But Hunt seems less enamoured with Toronto the Good as he is with capturing the city's seedy, neon-drenched night life, which was peaking around 1973. Nicknamed "Sin Strip," Yonge Street at that time was a hotbed of massage parlours, adult bookstores, grindhouses, pinball arcades and strip joints that existed as a kind of Canadian reflection of New York City's Times Square. The two adult businesses prominently featured in the film-- Le Strip and Jingle's Photo Palace--were actual Yonge Street fixtures (and were also both used as locations in Hunt's next picture, 1974's Diary of a Sinner). Despite obviously having some personal draw to these kinds of places, Hunt paints the strip as a generally unappealing place populated by almost entirely undesirable characters--scheming women, lonely and dangerous men, petty criminals, hypocritical moralists, and corrupt PIs. Hunt's Sin Strip is a cynical place where backalley dust-ups are common and everything has a price.

◇ ◇ ◇ ◇

Problem 1: From the Sin Strip passage, list every kind of character that Hunt is said to populate the strip with.
Problem 2:
Answer each question from the Sin Strip passage in a few words.
(a) What was Yonge Street nicknamed?
(b) In which later Hunt picture were Le Strip and Jingle's Photo Palace also used as locations?
(c) Around what year was the night life peaking?
Problem 3: Summarize the Sin Strip passage in two sentences.

Dataset excerpt:
◇ ◇ ◇ ◇

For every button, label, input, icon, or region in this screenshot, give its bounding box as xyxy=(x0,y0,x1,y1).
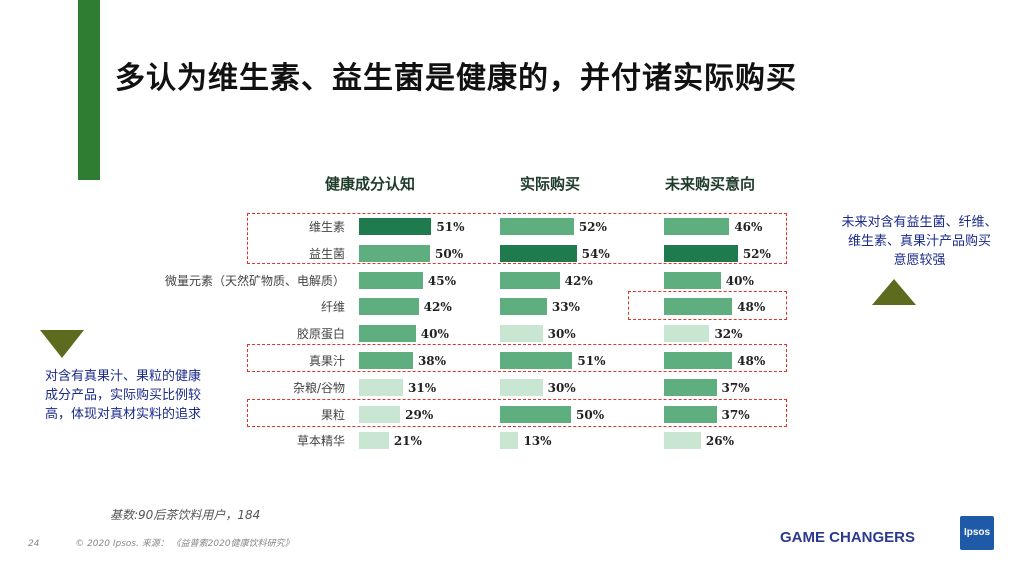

◇ ◇ ◇ ◇

Exercise response 1:
- Scheming women
- Lonely and dangerous men
- Petty criminals
- Hypocritical moralists
- Corrupt PIs

Exercise response 2:
(a) "Sin Strip"
(b) Diary of a Sinner (1974)
(c) 1973

Exercise response 3: Hunt's film captures the seedy, neon-drenched night life of Yonge Street, nicknamed "Sin Strip," which around 1973 was a hotbed of adult businesses and arcades, and it features two actual fixtures, Le Strip and Jingle's Photo Palace. Hunt portrays the strip as a cynical, unappealing place full of undesirable characters, where backalley dust-ups are common and everything has a price.